WHAT THIS TASK INVOLVES => Return, without alteration, everything from the start of the records down to and including the line that contains "hero-name: 张昭 [910,1668,975,1706]".

--- start RECORDS PROVIDED ---

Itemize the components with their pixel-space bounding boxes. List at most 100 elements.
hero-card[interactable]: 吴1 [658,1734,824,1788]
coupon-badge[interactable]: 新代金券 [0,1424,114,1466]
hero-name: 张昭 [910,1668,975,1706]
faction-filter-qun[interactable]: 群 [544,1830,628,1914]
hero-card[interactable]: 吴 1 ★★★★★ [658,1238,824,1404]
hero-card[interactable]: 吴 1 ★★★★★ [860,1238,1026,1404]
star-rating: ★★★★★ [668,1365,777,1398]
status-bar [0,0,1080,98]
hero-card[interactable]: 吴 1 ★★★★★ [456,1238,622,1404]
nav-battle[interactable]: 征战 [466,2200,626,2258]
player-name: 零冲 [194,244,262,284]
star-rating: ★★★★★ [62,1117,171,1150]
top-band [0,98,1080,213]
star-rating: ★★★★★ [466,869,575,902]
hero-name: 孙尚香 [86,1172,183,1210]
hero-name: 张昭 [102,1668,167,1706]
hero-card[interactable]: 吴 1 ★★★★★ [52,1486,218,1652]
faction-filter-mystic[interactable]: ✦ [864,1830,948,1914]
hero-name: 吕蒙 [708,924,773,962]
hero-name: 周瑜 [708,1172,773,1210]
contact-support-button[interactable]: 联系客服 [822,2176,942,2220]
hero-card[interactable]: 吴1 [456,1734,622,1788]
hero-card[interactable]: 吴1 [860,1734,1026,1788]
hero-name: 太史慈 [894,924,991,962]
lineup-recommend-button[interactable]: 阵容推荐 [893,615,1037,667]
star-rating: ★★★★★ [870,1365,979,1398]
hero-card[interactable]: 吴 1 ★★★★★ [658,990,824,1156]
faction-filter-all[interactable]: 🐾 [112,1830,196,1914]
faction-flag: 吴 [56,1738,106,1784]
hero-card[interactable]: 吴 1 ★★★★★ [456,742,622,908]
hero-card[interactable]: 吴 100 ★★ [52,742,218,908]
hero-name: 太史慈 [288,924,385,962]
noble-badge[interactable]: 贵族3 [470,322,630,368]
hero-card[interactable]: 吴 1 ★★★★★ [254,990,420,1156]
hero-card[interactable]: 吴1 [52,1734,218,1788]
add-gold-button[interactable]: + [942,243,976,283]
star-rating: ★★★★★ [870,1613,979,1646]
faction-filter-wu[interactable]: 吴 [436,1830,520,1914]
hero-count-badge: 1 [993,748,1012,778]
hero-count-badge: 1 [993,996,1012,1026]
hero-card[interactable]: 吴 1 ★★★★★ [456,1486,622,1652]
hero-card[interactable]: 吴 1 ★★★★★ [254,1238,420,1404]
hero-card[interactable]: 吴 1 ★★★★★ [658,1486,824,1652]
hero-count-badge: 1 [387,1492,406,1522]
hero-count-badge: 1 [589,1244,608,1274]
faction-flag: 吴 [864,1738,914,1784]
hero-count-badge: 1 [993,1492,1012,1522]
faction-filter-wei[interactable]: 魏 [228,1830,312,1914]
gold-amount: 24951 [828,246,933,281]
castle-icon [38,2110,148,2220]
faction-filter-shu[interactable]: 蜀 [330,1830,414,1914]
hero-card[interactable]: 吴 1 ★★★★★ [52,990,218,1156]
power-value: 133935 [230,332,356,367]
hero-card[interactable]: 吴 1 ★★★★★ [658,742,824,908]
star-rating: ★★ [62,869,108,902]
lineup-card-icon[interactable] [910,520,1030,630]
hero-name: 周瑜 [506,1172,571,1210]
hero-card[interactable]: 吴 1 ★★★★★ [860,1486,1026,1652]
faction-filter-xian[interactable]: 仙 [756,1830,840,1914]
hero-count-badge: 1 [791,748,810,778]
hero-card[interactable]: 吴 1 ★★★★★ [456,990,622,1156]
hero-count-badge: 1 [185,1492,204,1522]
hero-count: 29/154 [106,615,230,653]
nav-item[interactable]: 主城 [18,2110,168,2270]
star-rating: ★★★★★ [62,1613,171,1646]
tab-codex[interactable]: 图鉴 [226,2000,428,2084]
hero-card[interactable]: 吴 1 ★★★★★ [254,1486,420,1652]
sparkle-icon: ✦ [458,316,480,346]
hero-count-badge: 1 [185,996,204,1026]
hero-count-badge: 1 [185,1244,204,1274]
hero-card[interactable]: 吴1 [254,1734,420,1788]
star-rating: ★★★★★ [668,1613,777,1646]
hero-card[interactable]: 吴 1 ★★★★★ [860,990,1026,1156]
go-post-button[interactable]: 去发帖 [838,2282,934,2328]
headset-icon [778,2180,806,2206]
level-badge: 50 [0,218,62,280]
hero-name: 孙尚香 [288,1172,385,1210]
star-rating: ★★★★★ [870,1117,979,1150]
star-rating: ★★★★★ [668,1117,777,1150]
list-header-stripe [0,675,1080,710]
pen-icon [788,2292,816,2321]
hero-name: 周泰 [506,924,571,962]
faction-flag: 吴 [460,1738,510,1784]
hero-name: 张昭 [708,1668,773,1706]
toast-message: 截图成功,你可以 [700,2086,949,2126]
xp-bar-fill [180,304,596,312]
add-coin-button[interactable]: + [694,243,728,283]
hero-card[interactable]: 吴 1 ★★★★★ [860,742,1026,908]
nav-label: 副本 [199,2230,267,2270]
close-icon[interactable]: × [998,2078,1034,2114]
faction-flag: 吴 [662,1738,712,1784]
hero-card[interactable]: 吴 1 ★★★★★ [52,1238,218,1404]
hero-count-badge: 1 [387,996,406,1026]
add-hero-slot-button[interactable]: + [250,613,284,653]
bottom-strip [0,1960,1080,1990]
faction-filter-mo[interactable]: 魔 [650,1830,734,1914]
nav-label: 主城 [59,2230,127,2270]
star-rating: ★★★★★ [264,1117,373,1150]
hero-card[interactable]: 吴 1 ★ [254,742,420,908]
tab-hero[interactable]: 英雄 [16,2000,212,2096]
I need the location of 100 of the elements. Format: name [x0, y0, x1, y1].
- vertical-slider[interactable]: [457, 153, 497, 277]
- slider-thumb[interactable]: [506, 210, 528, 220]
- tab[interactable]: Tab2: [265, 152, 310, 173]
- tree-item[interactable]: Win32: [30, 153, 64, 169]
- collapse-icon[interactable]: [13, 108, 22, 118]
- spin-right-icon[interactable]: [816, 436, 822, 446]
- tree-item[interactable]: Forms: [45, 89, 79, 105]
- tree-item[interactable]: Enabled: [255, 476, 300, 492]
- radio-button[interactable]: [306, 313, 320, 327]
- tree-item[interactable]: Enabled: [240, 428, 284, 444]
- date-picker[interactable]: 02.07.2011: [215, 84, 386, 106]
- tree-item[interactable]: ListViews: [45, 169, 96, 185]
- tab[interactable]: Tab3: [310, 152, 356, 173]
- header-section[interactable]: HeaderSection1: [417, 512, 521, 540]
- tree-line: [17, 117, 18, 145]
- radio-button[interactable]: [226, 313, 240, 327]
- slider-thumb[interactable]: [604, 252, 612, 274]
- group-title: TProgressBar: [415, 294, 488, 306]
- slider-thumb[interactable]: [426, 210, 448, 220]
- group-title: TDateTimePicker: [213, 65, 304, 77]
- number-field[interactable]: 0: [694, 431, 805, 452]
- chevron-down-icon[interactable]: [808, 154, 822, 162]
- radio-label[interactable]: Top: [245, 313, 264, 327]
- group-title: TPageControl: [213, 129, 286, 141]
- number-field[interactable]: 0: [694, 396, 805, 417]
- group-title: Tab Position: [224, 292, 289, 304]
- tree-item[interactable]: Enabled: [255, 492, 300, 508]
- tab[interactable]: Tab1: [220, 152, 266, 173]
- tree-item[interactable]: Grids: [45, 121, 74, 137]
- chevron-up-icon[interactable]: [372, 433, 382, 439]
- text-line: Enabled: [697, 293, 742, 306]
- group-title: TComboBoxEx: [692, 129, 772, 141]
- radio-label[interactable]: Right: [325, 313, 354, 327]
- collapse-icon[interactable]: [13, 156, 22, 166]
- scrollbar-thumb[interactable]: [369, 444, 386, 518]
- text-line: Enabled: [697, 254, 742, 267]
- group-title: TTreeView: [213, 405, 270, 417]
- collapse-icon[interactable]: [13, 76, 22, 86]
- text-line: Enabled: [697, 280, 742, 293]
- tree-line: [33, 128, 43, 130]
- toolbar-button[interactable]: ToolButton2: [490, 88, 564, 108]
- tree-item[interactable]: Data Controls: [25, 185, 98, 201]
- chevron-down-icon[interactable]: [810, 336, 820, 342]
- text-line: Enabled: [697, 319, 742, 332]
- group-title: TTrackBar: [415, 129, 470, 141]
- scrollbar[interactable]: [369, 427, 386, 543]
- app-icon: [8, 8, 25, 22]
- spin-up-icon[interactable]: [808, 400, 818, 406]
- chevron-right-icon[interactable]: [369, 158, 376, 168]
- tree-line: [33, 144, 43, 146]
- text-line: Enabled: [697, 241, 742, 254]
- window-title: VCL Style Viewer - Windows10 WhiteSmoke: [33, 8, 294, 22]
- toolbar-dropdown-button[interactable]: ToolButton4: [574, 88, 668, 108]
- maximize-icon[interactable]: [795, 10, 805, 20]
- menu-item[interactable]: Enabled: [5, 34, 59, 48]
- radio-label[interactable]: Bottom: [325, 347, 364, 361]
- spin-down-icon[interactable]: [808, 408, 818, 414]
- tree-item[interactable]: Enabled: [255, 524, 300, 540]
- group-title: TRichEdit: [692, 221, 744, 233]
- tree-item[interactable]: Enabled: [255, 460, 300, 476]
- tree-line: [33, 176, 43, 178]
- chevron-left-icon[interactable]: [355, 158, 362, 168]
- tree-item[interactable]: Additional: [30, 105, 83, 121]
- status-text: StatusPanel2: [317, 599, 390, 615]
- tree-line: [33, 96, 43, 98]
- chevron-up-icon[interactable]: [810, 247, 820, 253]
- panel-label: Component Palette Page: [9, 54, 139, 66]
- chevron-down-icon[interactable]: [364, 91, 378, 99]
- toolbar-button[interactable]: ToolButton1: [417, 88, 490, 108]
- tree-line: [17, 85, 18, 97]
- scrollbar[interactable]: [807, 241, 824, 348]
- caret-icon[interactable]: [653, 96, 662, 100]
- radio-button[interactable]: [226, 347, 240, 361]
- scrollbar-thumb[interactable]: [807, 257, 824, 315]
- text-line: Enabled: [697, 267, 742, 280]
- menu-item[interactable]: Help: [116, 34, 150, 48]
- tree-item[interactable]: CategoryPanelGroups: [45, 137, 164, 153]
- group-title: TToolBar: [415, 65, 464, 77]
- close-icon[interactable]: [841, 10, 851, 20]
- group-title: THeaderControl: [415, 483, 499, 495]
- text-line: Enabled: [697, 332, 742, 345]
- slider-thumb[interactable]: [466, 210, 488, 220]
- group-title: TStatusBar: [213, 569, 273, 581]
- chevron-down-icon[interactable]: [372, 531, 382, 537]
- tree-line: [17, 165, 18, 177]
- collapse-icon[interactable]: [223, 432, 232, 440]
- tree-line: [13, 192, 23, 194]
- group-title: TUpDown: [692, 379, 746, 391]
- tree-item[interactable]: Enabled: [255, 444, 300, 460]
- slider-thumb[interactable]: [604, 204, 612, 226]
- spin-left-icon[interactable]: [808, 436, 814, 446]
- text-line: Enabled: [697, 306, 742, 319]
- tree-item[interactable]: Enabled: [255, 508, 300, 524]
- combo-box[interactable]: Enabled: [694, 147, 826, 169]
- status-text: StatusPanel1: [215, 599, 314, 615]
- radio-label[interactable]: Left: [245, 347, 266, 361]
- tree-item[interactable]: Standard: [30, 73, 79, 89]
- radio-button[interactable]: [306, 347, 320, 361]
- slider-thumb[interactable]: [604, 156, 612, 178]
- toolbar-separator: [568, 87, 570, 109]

--- end RECORDS PROVIDED ---

FINAL RESULT =>
Itemize the components with their pixel-space bounding boxes. List at most 100 elements.
hero-card[interactable]: 吴1 [658,1734,824,1788]
coupon-badge[interactable]: 新代金券 [0,1424,114,1466]
hero-name: 张昭 [910,1668,975,1706]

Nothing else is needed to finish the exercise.